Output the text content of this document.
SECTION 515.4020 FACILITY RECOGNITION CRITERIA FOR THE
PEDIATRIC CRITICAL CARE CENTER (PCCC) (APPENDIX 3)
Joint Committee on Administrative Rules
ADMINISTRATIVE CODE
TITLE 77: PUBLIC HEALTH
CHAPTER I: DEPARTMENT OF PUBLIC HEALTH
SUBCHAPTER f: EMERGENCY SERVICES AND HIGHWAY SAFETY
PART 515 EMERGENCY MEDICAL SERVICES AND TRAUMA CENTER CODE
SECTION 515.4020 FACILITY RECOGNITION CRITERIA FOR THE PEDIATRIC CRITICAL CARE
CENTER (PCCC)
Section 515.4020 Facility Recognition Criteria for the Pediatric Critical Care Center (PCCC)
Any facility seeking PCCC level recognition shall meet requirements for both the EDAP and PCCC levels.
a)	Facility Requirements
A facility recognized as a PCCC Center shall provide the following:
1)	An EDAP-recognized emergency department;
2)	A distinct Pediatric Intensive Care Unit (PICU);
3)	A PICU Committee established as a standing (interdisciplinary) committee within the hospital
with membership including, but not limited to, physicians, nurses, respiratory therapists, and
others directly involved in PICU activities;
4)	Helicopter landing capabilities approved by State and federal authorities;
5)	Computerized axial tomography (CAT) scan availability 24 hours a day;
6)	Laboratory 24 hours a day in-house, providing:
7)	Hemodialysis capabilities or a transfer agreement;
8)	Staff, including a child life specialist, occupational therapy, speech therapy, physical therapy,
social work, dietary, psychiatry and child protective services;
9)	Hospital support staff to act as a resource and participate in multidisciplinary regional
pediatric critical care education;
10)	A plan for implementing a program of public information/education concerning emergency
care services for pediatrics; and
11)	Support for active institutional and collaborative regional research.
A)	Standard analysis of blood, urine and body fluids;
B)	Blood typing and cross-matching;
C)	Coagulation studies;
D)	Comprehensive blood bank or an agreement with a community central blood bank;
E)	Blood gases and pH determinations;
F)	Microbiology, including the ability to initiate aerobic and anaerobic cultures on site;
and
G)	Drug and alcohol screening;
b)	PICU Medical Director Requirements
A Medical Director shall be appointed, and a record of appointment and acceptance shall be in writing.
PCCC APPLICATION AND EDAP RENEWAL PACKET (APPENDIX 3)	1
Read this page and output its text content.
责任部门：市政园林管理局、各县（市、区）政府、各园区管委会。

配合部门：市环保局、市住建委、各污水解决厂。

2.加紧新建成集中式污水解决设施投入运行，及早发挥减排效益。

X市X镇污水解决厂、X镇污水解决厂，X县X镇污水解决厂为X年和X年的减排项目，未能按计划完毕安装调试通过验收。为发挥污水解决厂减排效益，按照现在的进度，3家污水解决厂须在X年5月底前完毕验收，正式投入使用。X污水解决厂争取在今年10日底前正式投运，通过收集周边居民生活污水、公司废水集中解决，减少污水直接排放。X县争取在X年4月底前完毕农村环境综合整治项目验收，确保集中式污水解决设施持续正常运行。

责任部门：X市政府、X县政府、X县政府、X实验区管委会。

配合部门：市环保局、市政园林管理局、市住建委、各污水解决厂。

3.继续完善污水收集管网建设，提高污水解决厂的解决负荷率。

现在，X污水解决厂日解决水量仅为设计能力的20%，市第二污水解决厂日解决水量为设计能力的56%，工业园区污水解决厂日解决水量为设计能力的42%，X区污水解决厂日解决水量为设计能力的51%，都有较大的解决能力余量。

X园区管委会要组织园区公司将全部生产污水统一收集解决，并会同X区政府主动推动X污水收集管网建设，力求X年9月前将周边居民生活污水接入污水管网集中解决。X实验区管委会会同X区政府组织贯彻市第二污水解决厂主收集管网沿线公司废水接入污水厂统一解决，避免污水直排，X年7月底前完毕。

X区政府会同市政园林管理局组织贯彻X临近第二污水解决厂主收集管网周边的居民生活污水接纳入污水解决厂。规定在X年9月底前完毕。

-------

- [TASK]
Where a line contains "capabilities", copy that line.

- [TASK RESPONSE]
4)	Helicopter landing capabilities approved by State and federal authorities;
7)	Hemodialysis capabilities or a transfer agreement;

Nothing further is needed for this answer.